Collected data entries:

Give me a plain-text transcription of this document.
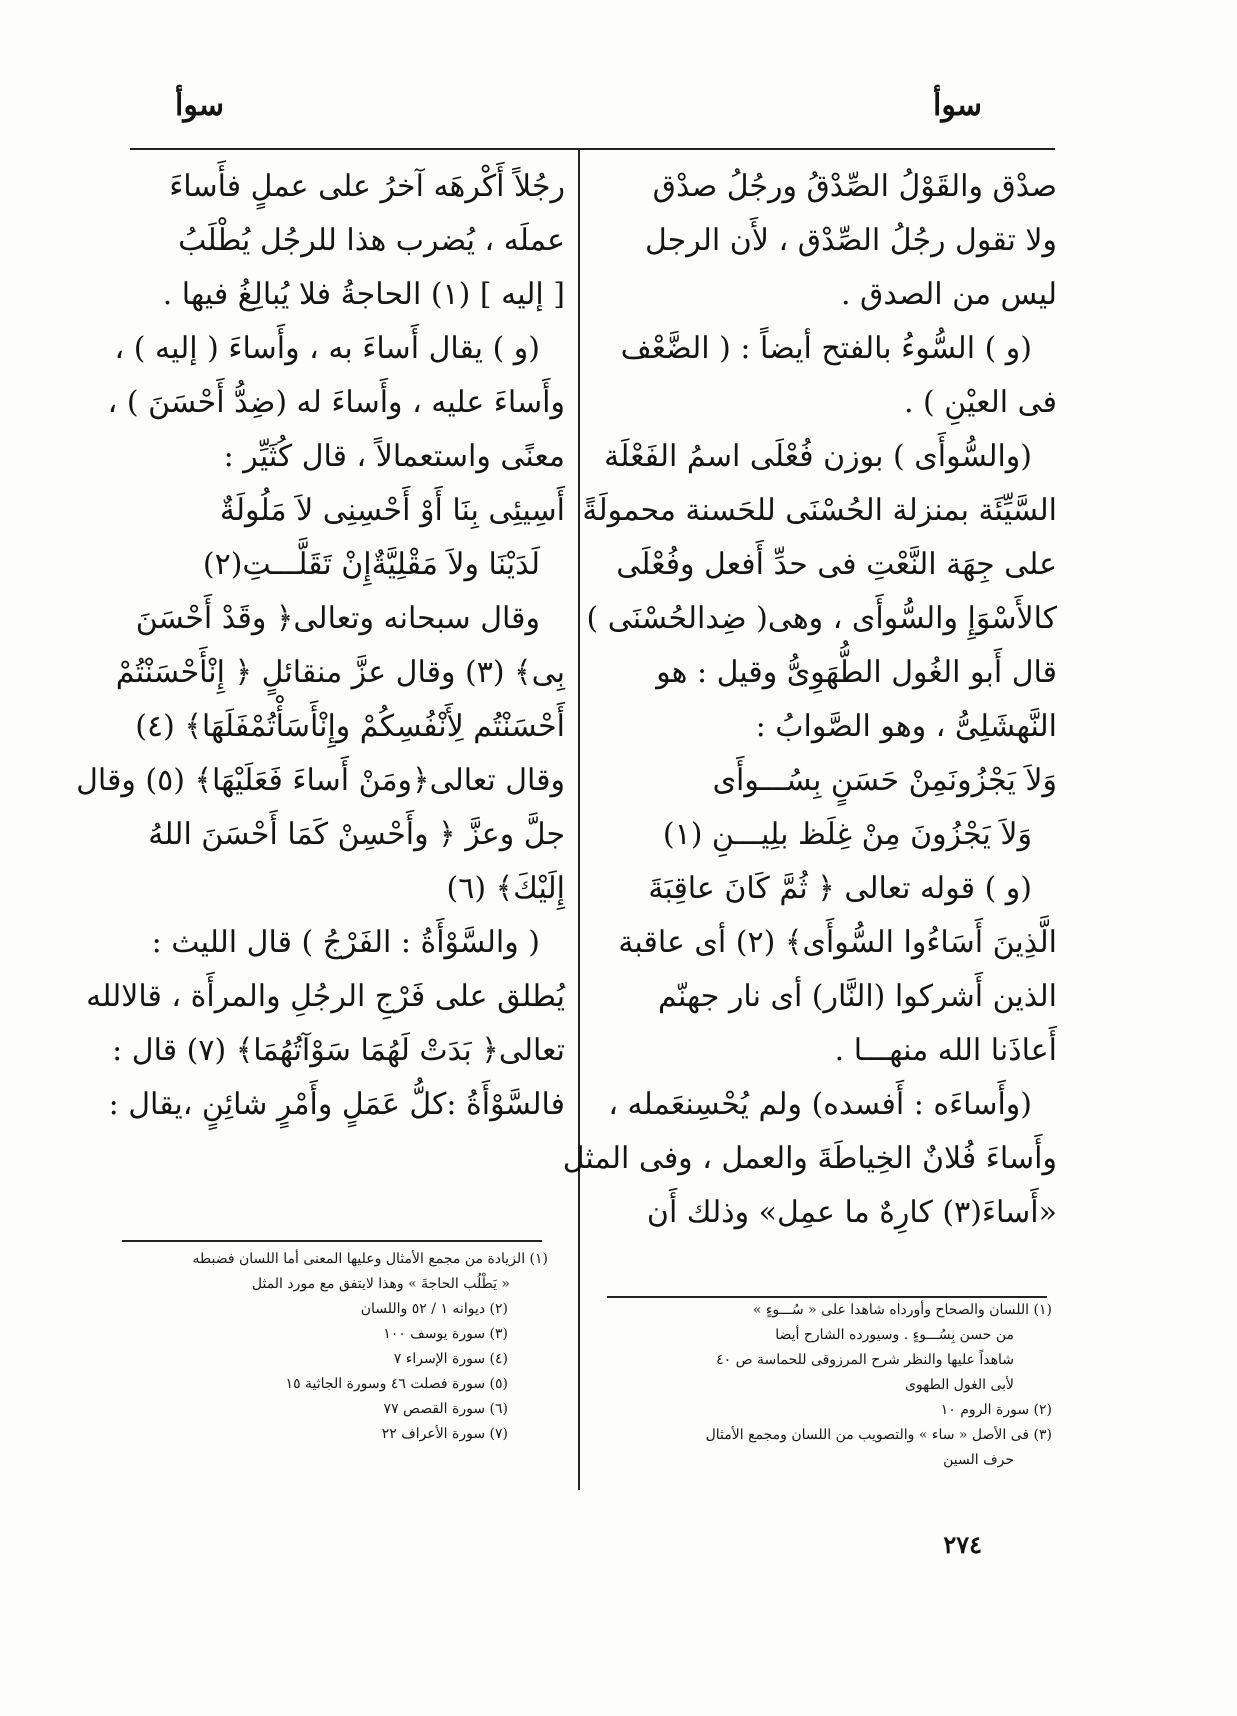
سوأ
سوأ
صدْق والقَوْلُ الصِّدْقُ ورجُلُ صدْق
ولا تقول رجُلُ الصِّدْق ، لأَن الرجل
ليس من الصدق .
(و ) السُّوءُ بالفتح أيضاً : ( الضَّعْف
فى العيْنِ ) .
(والسُّوأَى ) بوزن فُعْلَى اسمُ الفَعْلَة
السَّيِّئَة بمنزلة الحُسْنَى للحَسنة محمولَةً
على جِهَة النَّعْتِ فى حدِّ أَفعل وفُعْلَى
كالأَسْوَإِ والسُّوأَى ، وهى( ضِدالحُسْنَى )
قال أَبو الغُول الطُّهَوِىُّ وقيل : هو
النَّهشَلِىُّ ، وهو الصَّوابُ :
وَلاَ يَجْزُونَمِنْ حَسَنٍ بِسُـــوأَى
وَلاَ يَجْزُونَ مِنْ غِلَظ بلِيـــنِ (١)
(و ) قوله تعالى ﴿ ثُمَّ كَانَ عاقِبَةَ
الَّذِينَ أَسَاءُوا السُّوأَى﴾ (٢) أى عاقبة
الذين أَشركوا (النَّار) أى نار جهنّم
أَعاذَنا الله منهـــا .
(وأَساءَه : أَفسده) ولم يُحْسِنعَمله ،
وأَساءَ فُلانٌ الخِياطَةَ والعمل ، وفى المثل
«أَساءَ(٣) كارِهٌ ما عمِل» وذلك أَن
(١) اللسان والصحاح وأورداه شاهدا على « سُـــوءٍ »
من حسن بِسُـــوءٍ . وسيورده الشارح أيضا
شاهداً عليها والنظر شرح المرزوقى للحماسة ص ٤٠
لأبى الغول الطهوى
(٢) سورة الروم ١٠
(٣) فى الأصل « ساء » والتصويب من اللسان ومجمع الأمثال
حرف السين
رجُلاً أَكْرهَه آخرُ على عملٍ فأَساءَ
عملَه ، يُضرب هذا للرجُل يُطْلَبُ
[ إليه ] (١) الحاجةُ فلا يُبالِغُ فيها .
(و ) يقال أَساءَ به ، وأَساءَ ( إليه ) ،
وأَساءَ عليه ، وأَساءَ له (ضِدُّ أَحْسَنَ ) ،
معنًى واستعمالاً ، قال كُثَيِّر :
أَسِيئِى بِنَا أَوْ أَحْسِنِى لاَ مَلُولَةٌ
لَدَيْنَا ولاَ مَقْلِيَّةٌإِنْ تَقَلَّـــتِ(٢)
وقال سبحانه وتعالى﴿ وقَدْ أَحْسَنَ
بِى﴾ (٣) وقال عزَّ منقائلٍ ﴿ إِنْأَحْسَنْتُمْ
أَحْسَنْتُم لِأَنْفُسِكُمْ وإِنْأَسَأْتُمْفَلَهَا﴾ (٤)
وقال تعالى﴿ومَنْ أَساءَ فَعَلَيْهَا﴾ (٥) وقال
جلَّ وعزَّ ﴿ وأَحْسِنْ كَمَا أَحْسَنَ اللهُ
إِلَيْكَ﴾ (٦)
( والسَّوْأَةُ : الفَرْجُ ) قال الليث :
يُطلق على فَرْجِ الرجُلِ والمرأَة ، قالالله
تعالى﴿ بَدَتْ لَهُمَا سَوْآتُهُمَا﴾ (٧) قال :
فالسَّوْأَةُ :كلُّ عَمَلٍ وأَمْرٍ شائِنٍ ،يقال :
(١) الزيادة من مجمع الأمثال وعليها المعنى أما اللسان فضبطه
« يَطْلُب الحاجةَ » وهذا لايتفق مع مورد المثل
(٢) ديوانه ١ / ٥٢ واللسان
(٣) سورة يوسف ١٠٠
(٤) سورة الإسراء ٧
(٥) سورة فصلت ٤٦ وسورة الجاثية ١٥
(٦) سورة القصص ٧٧
(٧) سورة الأعراف ٢٢
٢٧٤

> [What you have to do]
Write out each line of the data that holds the string "الحاجة".

> [Result of this task]
[ إليه ] (١) الحاجةُ فلا يُبالِغُ فيها .
« يَطْلُب الحاجةَ » وهذا لايتفق مع مورد المثل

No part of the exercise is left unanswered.